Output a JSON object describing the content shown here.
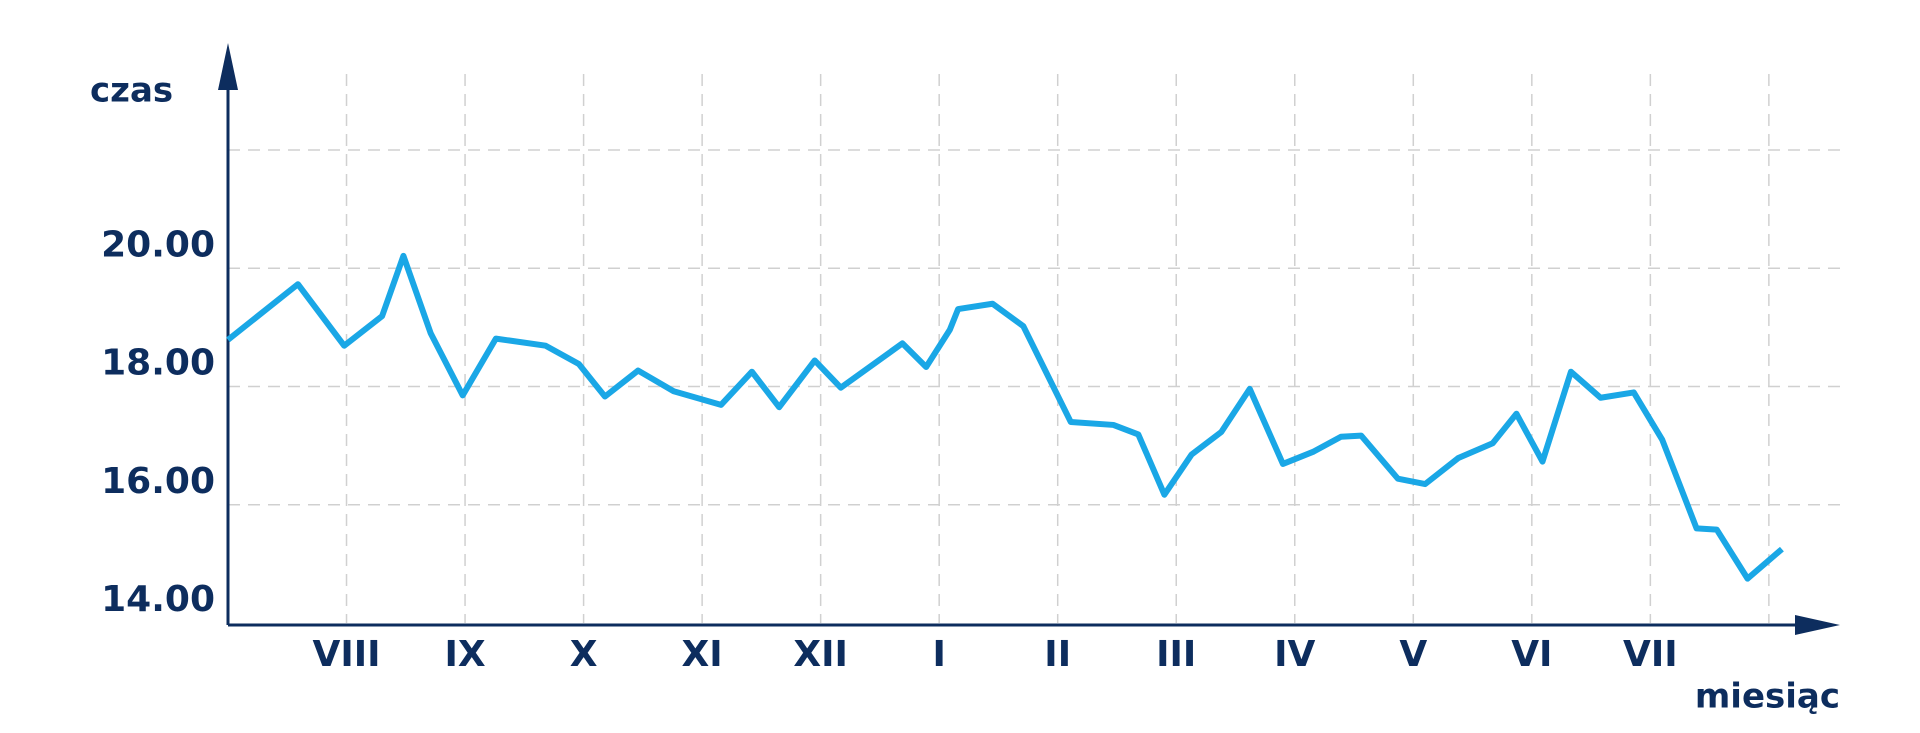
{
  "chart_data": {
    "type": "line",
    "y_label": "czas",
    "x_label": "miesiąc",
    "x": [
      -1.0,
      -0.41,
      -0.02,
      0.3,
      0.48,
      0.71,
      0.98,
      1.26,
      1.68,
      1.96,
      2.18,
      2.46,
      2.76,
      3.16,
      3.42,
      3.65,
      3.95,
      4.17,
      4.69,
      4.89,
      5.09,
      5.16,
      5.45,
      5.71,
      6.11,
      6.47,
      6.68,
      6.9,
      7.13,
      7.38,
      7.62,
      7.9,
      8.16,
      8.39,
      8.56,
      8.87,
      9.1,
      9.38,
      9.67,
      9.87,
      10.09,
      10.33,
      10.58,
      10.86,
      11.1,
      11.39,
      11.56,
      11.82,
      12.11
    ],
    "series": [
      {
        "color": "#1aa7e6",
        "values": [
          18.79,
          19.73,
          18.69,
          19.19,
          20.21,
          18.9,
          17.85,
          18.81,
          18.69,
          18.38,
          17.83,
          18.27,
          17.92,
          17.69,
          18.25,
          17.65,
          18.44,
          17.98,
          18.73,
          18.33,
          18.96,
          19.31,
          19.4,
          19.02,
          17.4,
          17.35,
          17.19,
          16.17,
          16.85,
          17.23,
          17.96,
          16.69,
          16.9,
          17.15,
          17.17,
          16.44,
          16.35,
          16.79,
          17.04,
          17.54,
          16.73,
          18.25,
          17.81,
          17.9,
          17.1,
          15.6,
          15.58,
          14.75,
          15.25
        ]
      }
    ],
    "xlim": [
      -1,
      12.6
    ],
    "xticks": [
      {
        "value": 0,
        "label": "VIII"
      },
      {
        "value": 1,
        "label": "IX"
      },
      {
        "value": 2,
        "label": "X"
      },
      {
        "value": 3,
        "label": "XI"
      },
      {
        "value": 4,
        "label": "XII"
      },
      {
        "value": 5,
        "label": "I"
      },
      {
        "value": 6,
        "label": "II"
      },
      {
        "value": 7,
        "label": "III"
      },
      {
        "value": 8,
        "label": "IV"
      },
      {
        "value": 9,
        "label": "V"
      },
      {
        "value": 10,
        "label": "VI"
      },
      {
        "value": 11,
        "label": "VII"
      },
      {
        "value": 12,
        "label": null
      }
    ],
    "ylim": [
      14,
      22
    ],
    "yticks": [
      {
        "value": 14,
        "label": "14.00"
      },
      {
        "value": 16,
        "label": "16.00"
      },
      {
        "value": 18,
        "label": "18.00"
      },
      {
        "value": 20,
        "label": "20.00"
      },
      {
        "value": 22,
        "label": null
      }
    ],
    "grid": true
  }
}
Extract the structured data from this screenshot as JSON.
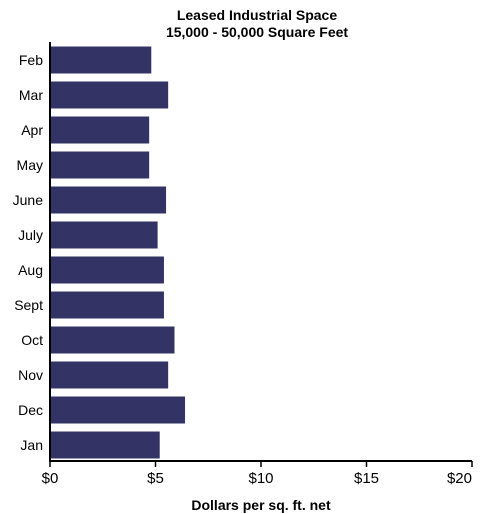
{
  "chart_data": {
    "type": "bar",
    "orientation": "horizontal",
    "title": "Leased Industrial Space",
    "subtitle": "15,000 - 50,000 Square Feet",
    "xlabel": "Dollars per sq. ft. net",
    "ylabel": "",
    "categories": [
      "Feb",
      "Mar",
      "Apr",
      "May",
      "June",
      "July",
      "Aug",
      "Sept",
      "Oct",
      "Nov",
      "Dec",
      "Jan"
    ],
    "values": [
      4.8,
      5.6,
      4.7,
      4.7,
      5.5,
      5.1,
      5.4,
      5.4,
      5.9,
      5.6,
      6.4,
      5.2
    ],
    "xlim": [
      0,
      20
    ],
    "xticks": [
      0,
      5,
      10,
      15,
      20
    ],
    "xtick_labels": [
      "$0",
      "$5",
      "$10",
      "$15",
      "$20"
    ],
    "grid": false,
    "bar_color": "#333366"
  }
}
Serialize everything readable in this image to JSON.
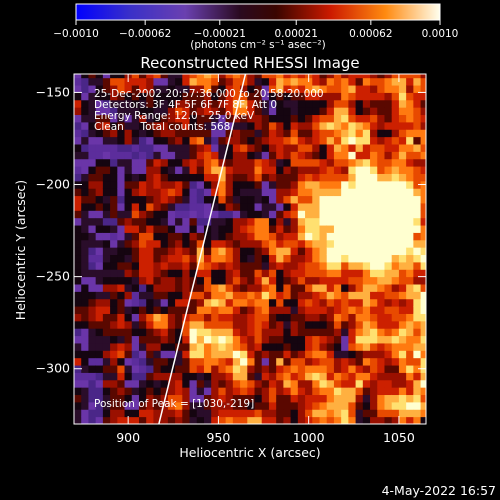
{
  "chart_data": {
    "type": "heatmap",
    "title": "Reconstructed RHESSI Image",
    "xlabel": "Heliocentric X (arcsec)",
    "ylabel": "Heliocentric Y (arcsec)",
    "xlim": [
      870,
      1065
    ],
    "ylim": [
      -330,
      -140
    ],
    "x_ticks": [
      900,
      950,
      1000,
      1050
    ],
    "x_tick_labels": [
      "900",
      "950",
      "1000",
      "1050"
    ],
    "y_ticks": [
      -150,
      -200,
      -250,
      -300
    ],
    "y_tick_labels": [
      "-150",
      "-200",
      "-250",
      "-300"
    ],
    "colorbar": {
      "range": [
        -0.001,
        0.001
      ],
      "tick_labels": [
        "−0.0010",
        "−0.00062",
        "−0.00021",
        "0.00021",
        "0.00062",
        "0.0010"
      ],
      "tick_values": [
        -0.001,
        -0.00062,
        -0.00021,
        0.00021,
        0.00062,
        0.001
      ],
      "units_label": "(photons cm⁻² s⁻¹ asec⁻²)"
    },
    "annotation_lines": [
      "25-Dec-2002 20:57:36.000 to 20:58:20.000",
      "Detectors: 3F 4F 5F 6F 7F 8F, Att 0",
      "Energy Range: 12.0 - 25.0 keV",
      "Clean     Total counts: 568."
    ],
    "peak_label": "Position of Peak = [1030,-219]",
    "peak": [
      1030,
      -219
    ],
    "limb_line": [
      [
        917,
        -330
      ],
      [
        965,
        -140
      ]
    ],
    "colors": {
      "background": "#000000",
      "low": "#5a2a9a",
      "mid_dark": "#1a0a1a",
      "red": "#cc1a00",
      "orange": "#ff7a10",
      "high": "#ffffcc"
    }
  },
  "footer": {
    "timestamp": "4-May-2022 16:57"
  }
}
=====
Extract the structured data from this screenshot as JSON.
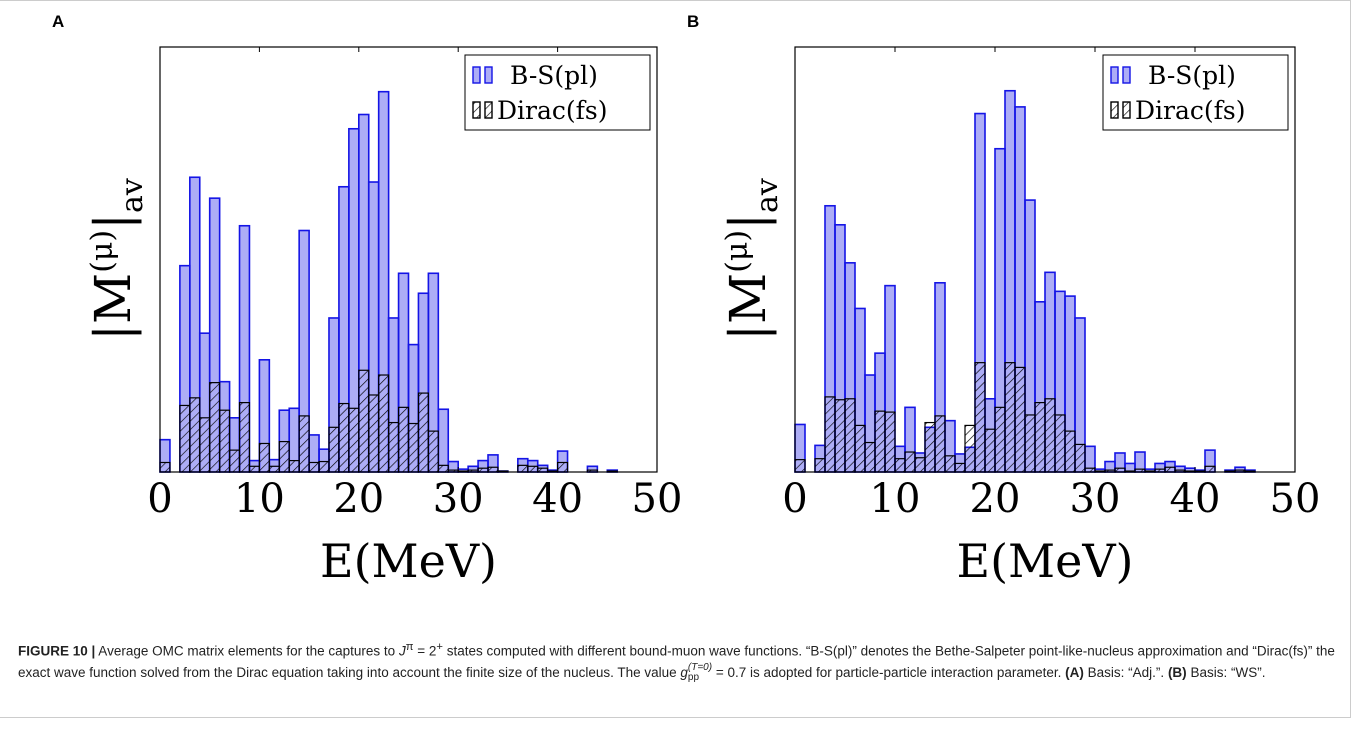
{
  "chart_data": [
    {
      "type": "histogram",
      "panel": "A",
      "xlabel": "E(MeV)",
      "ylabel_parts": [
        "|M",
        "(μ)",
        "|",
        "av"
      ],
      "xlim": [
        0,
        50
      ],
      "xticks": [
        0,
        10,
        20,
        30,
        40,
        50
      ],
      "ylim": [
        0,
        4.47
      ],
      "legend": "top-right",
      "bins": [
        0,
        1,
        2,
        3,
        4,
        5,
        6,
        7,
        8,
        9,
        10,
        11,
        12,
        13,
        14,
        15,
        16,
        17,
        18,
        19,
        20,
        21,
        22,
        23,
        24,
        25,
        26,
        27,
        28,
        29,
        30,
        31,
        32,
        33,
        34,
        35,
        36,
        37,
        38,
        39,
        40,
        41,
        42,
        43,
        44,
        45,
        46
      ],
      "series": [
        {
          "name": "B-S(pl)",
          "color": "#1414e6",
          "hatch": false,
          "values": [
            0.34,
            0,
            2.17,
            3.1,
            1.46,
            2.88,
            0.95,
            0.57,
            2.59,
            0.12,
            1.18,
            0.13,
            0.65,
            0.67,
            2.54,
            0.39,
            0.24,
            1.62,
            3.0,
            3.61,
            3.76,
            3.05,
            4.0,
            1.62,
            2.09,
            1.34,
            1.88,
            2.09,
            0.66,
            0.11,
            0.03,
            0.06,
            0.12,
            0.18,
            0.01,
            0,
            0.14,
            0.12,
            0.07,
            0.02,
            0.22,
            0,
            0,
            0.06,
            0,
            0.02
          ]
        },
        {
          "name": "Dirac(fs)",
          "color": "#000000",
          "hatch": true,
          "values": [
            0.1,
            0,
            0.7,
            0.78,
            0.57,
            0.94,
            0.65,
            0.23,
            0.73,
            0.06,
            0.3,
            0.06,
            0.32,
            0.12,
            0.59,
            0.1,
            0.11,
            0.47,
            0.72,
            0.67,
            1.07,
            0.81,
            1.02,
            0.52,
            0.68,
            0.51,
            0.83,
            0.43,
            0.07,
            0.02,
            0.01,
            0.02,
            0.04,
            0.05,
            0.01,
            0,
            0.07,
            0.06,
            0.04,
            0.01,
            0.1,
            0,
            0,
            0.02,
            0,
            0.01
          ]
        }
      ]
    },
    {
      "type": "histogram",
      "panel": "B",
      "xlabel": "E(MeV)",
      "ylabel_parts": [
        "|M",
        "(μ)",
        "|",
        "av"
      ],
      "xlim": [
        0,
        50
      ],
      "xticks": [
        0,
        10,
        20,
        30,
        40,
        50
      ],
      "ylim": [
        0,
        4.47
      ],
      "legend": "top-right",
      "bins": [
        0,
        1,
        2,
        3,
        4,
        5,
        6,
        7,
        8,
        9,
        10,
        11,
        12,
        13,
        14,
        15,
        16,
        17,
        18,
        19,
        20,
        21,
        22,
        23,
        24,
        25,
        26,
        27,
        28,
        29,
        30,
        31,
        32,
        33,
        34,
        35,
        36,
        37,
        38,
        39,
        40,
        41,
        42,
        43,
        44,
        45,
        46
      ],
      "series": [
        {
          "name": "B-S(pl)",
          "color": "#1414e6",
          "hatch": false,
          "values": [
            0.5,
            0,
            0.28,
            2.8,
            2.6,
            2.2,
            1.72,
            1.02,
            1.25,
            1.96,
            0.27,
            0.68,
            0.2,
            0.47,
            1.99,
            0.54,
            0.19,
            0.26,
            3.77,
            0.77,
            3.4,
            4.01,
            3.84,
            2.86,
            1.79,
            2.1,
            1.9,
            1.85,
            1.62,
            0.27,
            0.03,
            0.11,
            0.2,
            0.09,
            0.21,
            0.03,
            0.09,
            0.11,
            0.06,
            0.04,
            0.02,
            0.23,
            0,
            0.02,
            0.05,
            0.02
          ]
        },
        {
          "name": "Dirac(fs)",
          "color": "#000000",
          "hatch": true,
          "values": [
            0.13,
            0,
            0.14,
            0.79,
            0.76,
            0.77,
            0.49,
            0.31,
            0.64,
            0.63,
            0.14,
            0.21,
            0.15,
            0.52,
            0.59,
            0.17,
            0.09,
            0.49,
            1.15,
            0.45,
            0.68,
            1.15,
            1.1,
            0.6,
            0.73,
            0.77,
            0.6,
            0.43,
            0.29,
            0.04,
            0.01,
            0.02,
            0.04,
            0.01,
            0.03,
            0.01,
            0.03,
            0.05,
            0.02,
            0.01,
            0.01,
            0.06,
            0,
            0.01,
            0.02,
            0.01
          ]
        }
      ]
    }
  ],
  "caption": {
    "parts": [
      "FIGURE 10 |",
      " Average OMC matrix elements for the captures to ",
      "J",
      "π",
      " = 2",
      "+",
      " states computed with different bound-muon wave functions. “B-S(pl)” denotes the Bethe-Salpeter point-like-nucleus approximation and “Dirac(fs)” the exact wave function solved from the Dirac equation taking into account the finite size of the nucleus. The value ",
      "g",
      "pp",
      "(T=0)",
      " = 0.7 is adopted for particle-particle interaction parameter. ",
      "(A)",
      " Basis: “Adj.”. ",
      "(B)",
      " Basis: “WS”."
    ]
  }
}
=====
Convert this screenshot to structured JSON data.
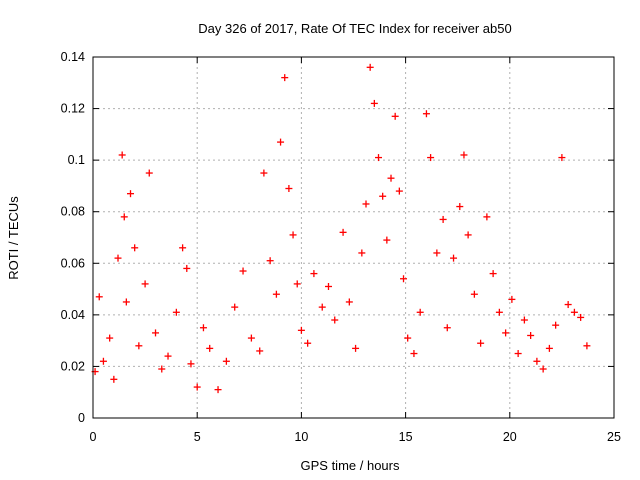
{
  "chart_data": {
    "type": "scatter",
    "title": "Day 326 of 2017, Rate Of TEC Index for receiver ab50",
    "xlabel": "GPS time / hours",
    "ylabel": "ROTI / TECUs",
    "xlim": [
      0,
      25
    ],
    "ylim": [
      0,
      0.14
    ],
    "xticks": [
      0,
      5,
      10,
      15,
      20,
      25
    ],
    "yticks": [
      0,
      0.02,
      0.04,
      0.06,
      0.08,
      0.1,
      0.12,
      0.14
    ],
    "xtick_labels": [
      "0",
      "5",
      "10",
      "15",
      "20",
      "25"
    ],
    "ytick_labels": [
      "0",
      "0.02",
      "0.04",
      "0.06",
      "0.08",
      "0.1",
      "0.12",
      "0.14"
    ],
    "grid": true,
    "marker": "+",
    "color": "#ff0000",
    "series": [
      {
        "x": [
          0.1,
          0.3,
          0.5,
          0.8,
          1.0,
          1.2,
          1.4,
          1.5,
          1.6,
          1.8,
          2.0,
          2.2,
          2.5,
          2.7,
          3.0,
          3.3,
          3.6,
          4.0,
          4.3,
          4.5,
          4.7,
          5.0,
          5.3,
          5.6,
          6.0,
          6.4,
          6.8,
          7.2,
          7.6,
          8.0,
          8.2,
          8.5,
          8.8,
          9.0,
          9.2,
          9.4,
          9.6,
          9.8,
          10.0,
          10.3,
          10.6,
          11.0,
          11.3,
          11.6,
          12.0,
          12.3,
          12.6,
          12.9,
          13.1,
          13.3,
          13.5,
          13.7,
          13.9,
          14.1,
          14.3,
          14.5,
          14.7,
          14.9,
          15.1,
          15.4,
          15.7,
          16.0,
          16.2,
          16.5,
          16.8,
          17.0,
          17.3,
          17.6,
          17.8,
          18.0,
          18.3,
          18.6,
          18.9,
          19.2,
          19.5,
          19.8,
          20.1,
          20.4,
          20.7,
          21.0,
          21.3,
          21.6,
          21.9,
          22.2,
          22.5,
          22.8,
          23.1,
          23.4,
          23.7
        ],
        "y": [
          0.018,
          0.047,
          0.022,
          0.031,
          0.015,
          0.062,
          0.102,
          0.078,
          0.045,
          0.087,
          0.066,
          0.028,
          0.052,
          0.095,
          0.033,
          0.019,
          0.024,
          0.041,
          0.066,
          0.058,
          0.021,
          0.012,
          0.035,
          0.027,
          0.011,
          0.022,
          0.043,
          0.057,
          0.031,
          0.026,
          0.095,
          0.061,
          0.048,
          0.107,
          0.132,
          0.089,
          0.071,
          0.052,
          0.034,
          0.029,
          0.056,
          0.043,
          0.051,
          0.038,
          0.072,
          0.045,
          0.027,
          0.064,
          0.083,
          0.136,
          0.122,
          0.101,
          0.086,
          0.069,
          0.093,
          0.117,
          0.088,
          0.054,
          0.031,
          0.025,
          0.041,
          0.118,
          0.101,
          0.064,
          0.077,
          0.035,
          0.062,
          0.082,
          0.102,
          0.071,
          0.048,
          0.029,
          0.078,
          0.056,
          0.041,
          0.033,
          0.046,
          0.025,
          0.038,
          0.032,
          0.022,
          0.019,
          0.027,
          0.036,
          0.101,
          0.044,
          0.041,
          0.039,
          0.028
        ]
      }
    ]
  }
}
=====
◆ Given exercise
Using the records above, list each line that includes "xlabel".

◆ Task output
    "xlabel": "Dollars per sq. ft. net",
    "xlabel": "Heliocentric X (arcsec)",
      "xlabel": "E(MeV)",
      "xlabel": "E(MeV)",
    "xlabel": "GPS time / hours",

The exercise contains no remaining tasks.